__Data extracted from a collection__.
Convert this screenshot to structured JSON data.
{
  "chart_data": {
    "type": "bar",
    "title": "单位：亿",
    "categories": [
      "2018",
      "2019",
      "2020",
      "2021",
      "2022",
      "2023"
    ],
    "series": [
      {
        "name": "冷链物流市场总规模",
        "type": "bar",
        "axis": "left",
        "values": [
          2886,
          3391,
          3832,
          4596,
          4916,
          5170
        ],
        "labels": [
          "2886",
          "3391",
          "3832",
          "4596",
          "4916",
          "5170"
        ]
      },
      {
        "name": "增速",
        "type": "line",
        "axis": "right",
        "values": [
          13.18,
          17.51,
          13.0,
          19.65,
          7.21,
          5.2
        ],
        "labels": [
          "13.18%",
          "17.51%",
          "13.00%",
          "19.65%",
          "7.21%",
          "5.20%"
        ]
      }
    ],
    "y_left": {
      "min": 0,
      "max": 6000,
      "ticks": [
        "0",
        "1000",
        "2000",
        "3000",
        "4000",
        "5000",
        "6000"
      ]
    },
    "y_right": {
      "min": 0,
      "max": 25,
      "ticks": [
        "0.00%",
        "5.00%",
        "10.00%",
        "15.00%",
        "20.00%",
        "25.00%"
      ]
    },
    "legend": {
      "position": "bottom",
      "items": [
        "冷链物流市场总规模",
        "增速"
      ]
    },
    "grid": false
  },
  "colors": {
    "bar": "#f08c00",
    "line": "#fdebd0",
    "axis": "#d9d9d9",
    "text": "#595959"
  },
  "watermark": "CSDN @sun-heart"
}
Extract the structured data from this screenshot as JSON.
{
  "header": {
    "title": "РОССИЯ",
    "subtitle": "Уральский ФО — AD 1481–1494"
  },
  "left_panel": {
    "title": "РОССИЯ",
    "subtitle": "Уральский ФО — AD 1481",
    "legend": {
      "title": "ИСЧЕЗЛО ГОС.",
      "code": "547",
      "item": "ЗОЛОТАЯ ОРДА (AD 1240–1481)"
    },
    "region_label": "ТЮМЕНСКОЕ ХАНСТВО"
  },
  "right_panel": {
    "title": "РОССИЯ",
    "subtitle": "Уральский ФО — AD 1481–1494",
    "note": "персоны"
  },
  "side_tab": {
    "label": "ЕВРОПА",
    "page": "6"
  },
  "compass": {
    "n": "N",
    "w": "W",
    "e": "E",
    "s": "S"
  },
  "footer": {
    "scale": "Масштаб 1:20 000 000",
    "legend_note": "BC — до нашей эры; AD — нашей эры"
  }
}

__Task__.
Return only the count of lines in the records that hold the word "screenshot".

__Result below__.
2